** WHAT THIS TASK INVOLVES **
Write the records below out again exactly as given, with no images.

>> begin

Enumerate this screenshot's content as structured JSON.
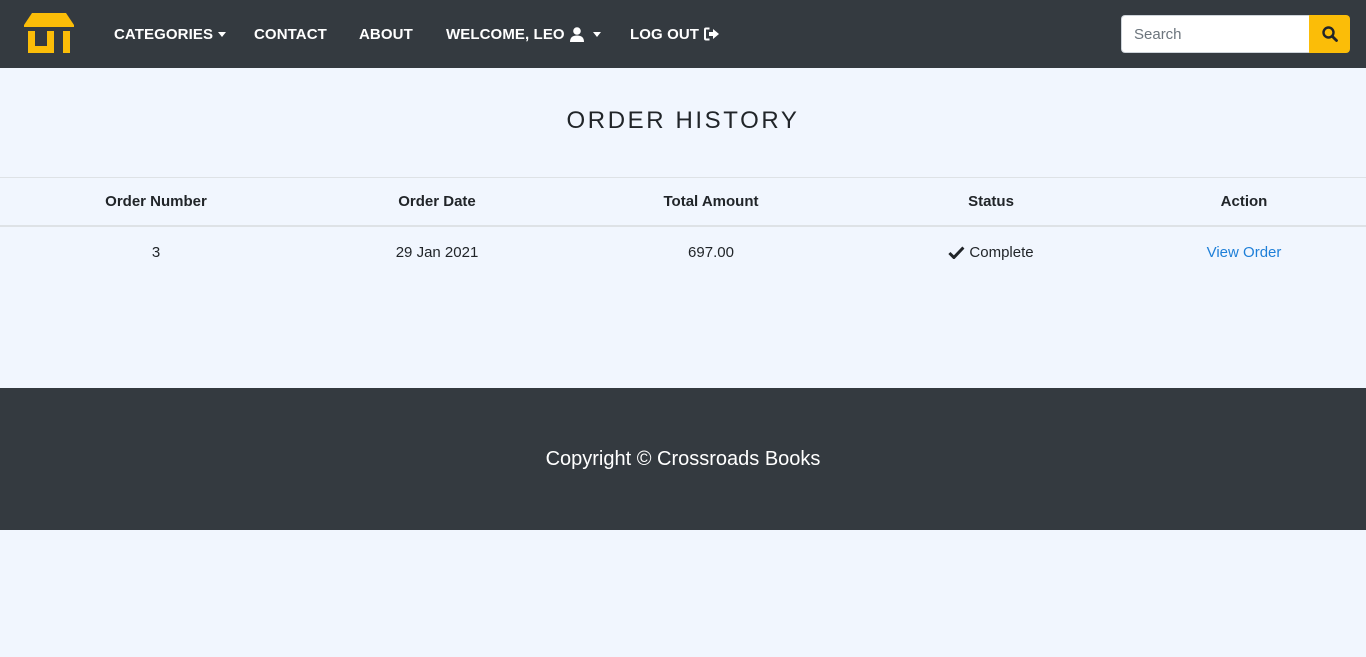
{
  "nav": {
    "categories_label": "CATEGORIES",
    "contact_label": "CONTACT",
    "about_label": "ABOUT",
    "welcome_label": "WELCOME, LEO",
    "logout_label": "LOG OUT",
    "search_placeholder": "Search",
    "logo_icon": "shop-icon",
    "accent_color": "#fbbd08",
    "navbar_color": "#343a40"
  },
  "page": {
    "title": "ORDER HISTORY"
  },
  "table": {
    "headers": [
      "Order Number",
      "Order Date",
      "Total Amount",
      "Status",
      "Action"
    ],
    "rows": [
      {
        "order_number": "3",
        "order_date": "29 Jan 2021",
        "total_amount": "697.00",
        "status": "Complete",
        "action": "View Order"
      }
    ]
  },
  "footer": {
    "copyright": "Copyright © Crossroads Books"
  }
}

>> end

** SOLVED EXERCISE **
Enumerate this screenshot's content as structured JSON.
{
  "nav": {
    "categories_label": "CATEGORIES",
    "contact_label": "CONTACT",
    "about_label": "ABOUT",
    "welcome_label": "WELCOME, LEO",
    "logout_label": "LOG OUT",
    "search_placeholder": "Search",
    "logo_icon": "shop-icon",
    "accent_color": "#fbbd08",
    "navbar_color": "#343a40"
  },
  "page": {
    "title": "ORDER HISTORY"
  },
  "table": {
    "headers": [
      "Order Number",
      "Order Date",
      "Total Amount",
      "Status",
      "Action"
    ],
    "rows": [
      {
        "order_number": "3",
        "order_date": "29 Jan 2021",
        "total_amount": "697.00",
        "status": "Complete",
        "action": "View Order"
      }
    ]
  },
  "footer": {
    "copyright": "Copyright © Crossroads Books"
  }
}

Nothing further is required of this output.